#### What you will do:
Output the full listing below exactly, without the pictures.

#### Records provided:
**********

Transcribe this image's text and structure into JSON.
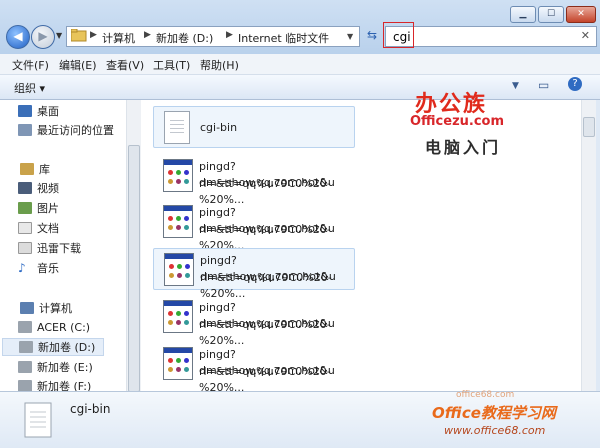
{
  "address": {
    "segments": [
      "计算机",
      "新加卷 (D:)",
      "Internet 临时文件"
    ]
  },
  "search": {
    "value": "cgi"
  },
  "menubar": [
    "文件(F)",
    "编辑(E)",
    "查看(V)",
    "工具(T)",
    "帮助(H)"
  ],
  "toolbar": {
    "organize_label": "组织 ▾"
  },
  "nav": {
    "favorites": [
      "桌面",
      "最近访问的位置"
    ],
    "library_header": "库",
    "library": [
      "视频",
      "图片",
      "文档",
      "迅雷下载",
      "音乐"
    ],
    "computer_header": "计算机",
    "drives": [
      "ACER (C:)",
      "新加卷 (D:)",
      "新加卷 (E:)",
      "新加卷 (F:)"
    ]
  },
  "files": [
    {
      "name": "cgi-bin",
      "type": "folder-file"
    },
    {
      "line1": "pingd?dm=show.qq.com.hot&u",
      "line2": "rl=&tt=qq%u79C0%20-%20%..."
    },
    {
      "line1": "pingd?dm=show.qq.com.hot&u",
      "line2": "rl=&tt=qq%u79C0%20-%20%..."
    },
    {
      "line1": "pingd?dm=show.qq.com.hot&u",
      "line2": "rl=&tt=qq%u79C0%20-%20%..."
    },
    {
      "line1": "pingd?dm=show.qq.com.hot&u",
      "line2": "rl=&tt=qq%u79C0%20-%20%..."
    },
    {
      "line1": "pingd?dm=show.qq.com.hot&u",
      "line2": "rl=&tt=qq%u79C0%20-%20%..."
    }
  ],
  "details": {
    "name": "cgi-bin"
  },
  "logo": {
    "line1": "办公族",
    "line2": "Officezu.com",
    "line3": "电脑入门"
  },
  "watermark": {
    "top": "office68.com",
    "main": "Office教程学习网",
    "url": "www.office68.com"
  },
  "colors": {
    "search_highlight": "#d8262a",
    "accent": "#2d62b0"
  }
}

**********

#### Full output:
Transcribe this image's text and structure into JSON.
{
  "address": {
    "segments": [
      "计算机",
      "新加卷 (D:)",
      "Internet 临时文件"
    ]
  },
  "search": {
    "value": "cgi"
  },
  "menubar": [
    "文件(F)",
    "编辑(E)",
    "查看(V)",
    "工具(T)",
    "帮助(H)"
  ],
  "toolbar": {
    "organize_label": "组织 ▾"
  },
  "nav": {
    "favorites": [
      "桌面",
      "最近访问的位置"
    ],
    "library_header": "库",
    "library": [
      "视频",
      "图片",
      "文档",
      "迅雷下载",
      "音乐"
    ],
    "computer_header": "计算机",
    "drives": [
      "ACER (C:)",
      "新加卷 (D:)",
      "新加卷 (E:)",
      "新加卷 (F:)"
    ]
  },
  "files": [
    {
      "name": "cgi-bin",
      "type": "folder-file"
    },
    {
      "line1": "pingd?dm=show.qq.com.hot&u",
      "line2": "rl=&tt=qq%u79C0%20-%20%..."
    },
    {
      "line1": "pingd?dm=show.qq.com.hot&u",
      "line2": "rl=&tt=qq%u79C0%20-%20%..."
    },
    {
      "line1": "pingd?dm=show.qq.com.hot&u",
      "line2": "rl=&tt=qq%u79C0%20-%20%..."
    },
    {
      "line1": "pingd?dm=show.qq.com.hot&u",
      "line2": "rl=&tt=qq%u79C0%20-%20%..."
    },
    {
      "line1": "pingd?dm=show.qq.com.hot&u",
      "line2": "rl=&tt=qq%u79C0%20-%20%..."
    }
  ],
  "details": {
    "name": "cgi-bin"
  },
  "logo": {
    "line1": "办公族",
    "line2": "Officezu.com",
    "line3": "电脑入门"
  },
  "watermark": {
    "top": "office68.com",
    "main": "Office教程学习网",
    "url": "www.office68.com"
  },
  "colors": {
    "search_highlight": "#d8262a",
    "accent": "#2d62b0"
  }
}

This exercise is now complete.